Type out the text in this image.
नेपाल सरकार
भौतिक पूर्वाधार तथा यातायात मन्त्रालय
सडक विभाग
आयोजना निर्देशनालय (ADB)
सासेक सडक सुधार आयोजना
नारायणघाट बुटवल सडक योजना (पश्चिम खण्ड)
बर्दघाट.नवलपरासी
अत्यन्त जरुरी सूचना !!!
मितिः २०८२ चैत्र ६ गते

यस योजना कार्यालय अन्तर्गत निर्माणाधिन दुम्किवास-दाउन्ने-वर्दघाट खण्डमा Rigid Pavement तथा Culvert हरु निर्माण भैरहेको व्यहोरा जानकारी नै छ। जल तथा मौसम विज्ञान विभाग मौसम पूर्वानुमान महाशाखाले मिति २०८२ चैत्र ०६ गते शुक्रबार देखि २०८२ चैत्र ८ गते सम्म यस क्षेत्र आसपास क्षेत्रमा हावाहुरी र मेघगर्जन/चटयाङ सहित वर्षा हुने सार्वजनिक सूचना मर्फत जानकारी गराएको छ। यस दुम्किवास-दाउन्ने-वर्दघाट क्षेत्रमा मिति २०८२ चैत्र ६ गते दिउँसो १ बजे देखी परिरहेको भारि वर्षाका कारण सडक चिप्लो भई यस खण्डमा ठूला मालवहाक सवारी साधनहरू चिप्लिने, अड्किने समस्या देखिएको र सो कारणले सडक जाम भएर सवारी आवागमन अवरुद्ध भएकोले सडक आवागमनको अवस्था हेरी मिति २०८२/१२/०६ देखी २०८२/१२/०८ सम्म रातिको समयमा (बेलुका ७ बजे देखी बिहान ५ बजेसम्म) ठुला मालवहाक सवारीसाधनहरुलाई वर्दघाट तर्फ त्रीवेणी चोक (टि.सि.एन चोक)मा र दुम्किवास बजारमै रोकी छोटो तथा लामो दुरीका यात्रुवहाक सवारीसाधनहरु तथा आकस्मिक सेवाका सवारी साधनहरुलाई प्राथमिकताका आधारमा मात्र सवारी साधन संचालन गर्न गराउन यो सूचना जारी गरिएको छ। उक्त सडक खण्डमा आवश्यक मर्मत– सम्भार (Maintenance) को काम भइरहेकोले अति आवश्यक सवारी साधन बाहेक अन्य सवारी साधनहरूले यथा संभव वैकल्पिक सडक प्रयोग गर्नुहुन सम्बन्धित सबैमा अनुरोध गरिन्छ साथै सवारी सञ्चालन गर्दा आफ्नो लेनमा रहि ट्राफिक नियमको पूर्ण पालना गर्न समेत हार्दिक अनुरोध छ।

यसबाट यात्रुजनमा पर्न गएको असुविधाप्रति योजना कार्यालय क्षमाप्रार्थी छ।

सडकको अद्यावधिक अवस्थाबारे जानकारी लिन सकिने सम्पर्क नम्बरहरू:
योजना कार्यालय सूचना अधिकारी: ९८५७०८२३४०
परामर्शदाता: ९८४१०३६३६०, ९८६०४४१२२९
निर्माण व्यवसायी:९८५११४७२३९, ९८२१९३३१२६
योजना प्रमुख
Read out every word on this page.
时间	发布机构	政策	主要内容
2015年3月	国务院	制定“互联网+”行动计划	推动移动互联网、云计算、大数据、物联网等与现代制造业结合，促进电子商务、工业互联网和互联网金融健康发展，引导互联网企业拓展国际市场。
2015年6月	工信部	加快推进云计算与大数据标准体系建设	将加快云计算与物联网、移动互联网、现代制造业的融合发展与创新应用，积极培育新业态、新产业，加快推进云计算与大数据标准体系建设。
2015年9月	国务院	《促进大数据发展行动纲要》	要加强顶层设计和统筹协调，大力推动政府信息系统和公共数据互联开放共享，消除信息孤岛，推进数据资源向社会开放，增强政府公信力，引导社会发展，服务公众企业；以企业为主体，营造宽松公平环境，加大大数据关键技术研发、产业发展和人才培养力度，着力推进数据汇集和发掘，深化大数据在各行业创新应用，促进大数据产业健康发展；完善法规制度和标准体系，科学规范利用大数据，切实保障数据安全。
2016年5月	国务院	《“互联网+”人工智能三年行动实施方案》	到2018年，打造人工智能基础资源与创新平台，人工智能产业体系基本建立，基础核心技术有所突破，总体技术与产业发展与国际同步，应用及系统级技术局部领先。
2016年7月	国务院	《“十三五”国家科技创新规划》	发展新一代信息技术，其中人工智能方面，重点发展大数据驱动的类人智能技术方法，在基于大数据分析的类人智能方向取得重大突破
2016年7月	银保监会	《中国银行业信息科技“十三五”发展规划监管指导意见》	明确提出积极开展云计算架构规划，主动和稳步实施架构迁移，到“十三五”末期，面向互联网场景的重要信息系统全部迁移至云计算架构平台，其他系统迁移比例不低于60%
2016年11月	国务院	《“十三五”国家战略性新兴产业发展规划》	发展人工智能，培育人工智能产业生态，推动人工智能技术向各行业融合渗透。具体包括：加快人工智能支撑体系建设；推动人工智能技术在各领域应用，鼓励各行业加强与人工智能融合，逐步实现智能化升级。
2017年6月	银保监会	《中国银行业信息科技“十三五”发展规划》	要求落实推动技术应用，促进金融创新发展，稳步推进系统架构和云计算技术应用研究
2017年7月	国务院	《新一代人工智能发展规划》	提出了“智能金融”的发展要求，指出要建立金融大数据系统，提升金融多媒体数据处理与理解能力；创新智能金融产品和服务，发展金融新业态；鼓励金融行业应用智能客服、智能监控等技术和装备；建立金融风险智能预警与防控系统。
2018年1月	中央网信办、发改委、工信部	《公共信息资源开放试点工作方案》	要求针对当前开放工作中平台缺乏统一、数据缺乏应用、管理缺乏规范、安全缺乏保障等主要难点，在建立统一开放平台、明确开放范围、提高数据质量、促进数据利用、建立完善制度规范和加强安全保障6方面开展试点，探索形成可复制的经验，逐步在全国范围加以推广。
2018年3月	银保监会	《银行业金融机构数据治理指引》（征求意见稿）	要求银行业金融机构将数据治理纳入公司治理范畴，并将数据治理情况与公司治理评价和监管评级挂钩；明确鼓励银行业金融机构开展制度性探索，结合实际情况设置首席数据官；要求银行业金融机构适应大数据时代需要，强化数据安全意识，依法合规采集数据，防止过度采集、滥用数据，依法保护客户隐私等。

..............................

▸ **Task brief**
Copy all the records above precisely.

▸ **The result**
Type out the text in this image.
नेपाल सरकार
भौतिक पूर्वाधार तथा यातायात मन्त्रालय
सडक विभाग
आयोजना निर्देशनालय (ADB)
सासेक सडक सुधार आयोजना
नारायणघाट बुटवल सडक योजना (पश्चिम खण्ड)
बर्दघाट.नवलपरासी
अत्यन्त जरुरी सूचना !!!
मितिः २०८२ चैत्र ६ गते

यस योजना कार्यालय अन्तर्गत निर्माणाधिन दुम्किवास-दाउन्ने-वर्दघाट खण्डमा Rigid Pavement तथा Culvert हरु निर्माण भैरहेको व्यहोरा जानकारी नै छ। जल तथा मौसम विज्ञान विभाग मौसम पूर्वानुमान महाशाखाले मिति २०८२ चैत्र ०६ गते शुक्रबार देखि २०८२ चैत्र ८ गते सम्म यस क्षेत्र आसपास क्षेत्रमा हावाहुरी र मेघगर्जन/चटयाङ सहित वर्षा हुने सार्वजनिक सूचना मर्फत जानकारी गराएको छ। यस दुम्किवास-दाउन्ने-वर्दघाट क्षेत्रमा मिति २०८२ चैत्र ६ गते दिउँसो १ बजे देखी परिरहेको भारि वर्षाका कारण सडक चिप्लो भई यस खण्डमा ठूला मालवहाक सवारी साधनहरू चिप्लिने, अड्किने समस्या देखिएको र सो कारणले सडक जाम भएर सवारी आवागमन अवरुद्ध भएकोले सडक आवागमनको अवस्था हेरी मिति २०८२/१२/०६ देखी २०८२/१२/०८ सम्म रातिको समयमा (बेलुका ७ बजे देखी बिहान ५ बजेसम्म) ठुला मालवहाक सवारीसाधनहरुलाई वर्दघाट तर्फ त्रीवेणी चोक (टि.सि.एन चोक)मा र दुम्किवास बजारमै रोकी छोटो तथा लामो दुरीका यात्रुवहाक सवारीसाधनहरु तथा आकस्मिक सेवाका सवारी साधनहरुलाई प्राथमिकताका आधारमा मात्र सवारी साधन संचालन गर्न गराउन यो सूचना जारी गरिएको छ। उक्त सडक खण्डमा आवश्यक मर्मत– सम्भार (Maintenance) को काम भइरहेकोले अति आवश्यक सवारी साधन बाहेक अन्य सवारी साधनहरूले यथा संभव वैकल्पिक सडक प्रयोग गर्नुहुन सम्बन्धित सबैमा अनुरोध गरिन्छ साथै सवारी सञ्चालन गर्दा आफ्नो लेनमा रहि ट्राफिक नियमको पूर्ण पालना गर्न समेत हार्दिक अनुरोध छ।

यसबाट यात्रुजनमा पर्न गएको असुविधाप्रति योजना कार्यालय क्षमाप्रार्थी छ।

सडकको अद्यावधिक अवस्थाबारे जानकारी लिन सकिने सम्पर्क नम्बरहरू:
योजना कार्यालय सूचना अधिकारी: ९८५७०८२३४०
परामर्शदाता: ९८४१०३६३६०, ९८६०४४१२२९
निर्माण व्यवसायी:९८५११४७२३९, ९८२१९३३१२६
योजना प्रमुख
Read out every word on this page.
时间	发布机构	政策	主要内容
2015年3月	国务院	制定“互联网+”行动计划	推动移动互联网、云计算、大数据、物联网等与现代制造业结合，促进电子商务、工业互联网和互联网金融健康发展，引导互联网企业拓展国际市场。
2015年6月	工信部	加快推进云计算与大数据标准体系建设	将加快云计算与物联网、移动互联网、现代制造业的融合发展与创新应用，积极培育新业态、新产业，加快推进云计算与大数据标准体系建设。
2015年9月	国务院	《促进大数据发展行动纲要》	要加强顶层设计和统筹协调，大力推动政府信息系统和公共数据互联开放共享，消除信息孤岛，推进数据资源向社会开放，增强政府公信力，引导社会发展，服务公众企业；以企业为主体，营造宽松公平环境，加大大数据关键技术研发、产业发展和人才培养力度，着力推进数据汇集和发掘，深化大数据在各行业创新应用，促进大数据产业健康发展；完善法规制度和标准体系，科学规范利用大数据，切实保障数据安全。
2016年5月	国务院	《“互联网+”人工智能三年行动实施方案》	到2018年，打造人工智能基础资源与创新平台，人工智能产业体系基本建立，基础核心技术有所突破，总体技术与产业发展与国际同步，应用及系统级技术局部领先。
2016年7月	国务院	《“十三五”国家科技创新规划》	发展新一代信息技术，其中人工智能方面，重点发展大数据驱动的类人智能技术方法，在基于大数据分析的类人智能方向取得重大突破
2016年7月	银保监会	《中国银行业信息科技“十三五”发展规划监管指导意见》	明确提出积极开展云计算架构规划，主动和稳步实施架构迁移，到“十三五”末期，面向互联网场景的重要信息系统全部迁移至云计算架构平台，其他系统迁移比例不低于60%
2016年11月	国务院	《“十三五”国家战略性新兴产业发展规划》	发展人工智能，培育人工智能产业生态，推动人工智能技术向各行业融合渗透。具体包括：加快人工智能支撑体系建设；推动人工智能技术在各领域应用，鼓励各行业加强与人工智能融合，逐步实现智能化升级。
2017年6月	银保监会	《中国银行业信息科技“十三五”发展规划》	要求落实推动技术应用，促进金融创新发展，稳步推进系统架构和云计算技术应用研究
2017年7月	国务院	《新一代人工智能发展规划》	提出了“智能金融”的发展要求，指出要建立金融大数据系统，提升金融多媒体数据处理与理解能力；创新智能金融产品和服务，发展金融新业态；鼓励金融行业应用智能客服、智能监控等技术和装备；建立金融风险智能预警与防控系统。
2018年1月	中央网信办、发改委、工信部	《公共信息资源开放试点工作方案》	要求针对当前开放工作中平台缺乏统一、数据缺乏应用、管理缺乏规范、安全缺乏保障等主要难点，在建立统一开放平台、明确开放范围、提高数据质量、促进数据利用、建立完善制度规范和加强安全保障6方面开展试点，探索形成可复制的经验，逐步在全国范围加以推广。
2018年3月	银保监会	《银行业金融机构数据治理指引》（征求意见稿）	要求银行业金融机构将数据治理纳入公司治理范畴，并将数据治理情况与公司治理评价和监管评级挂钩；明确鼓励银行业金融机构开展制度性探索，结合实际情况设置首席数据官；要求银行业金融机构适应大数据时代需要，强化数据安全意识，依法合规采集数据，防止过度采集、滥用数据，依法保护客户隐私等。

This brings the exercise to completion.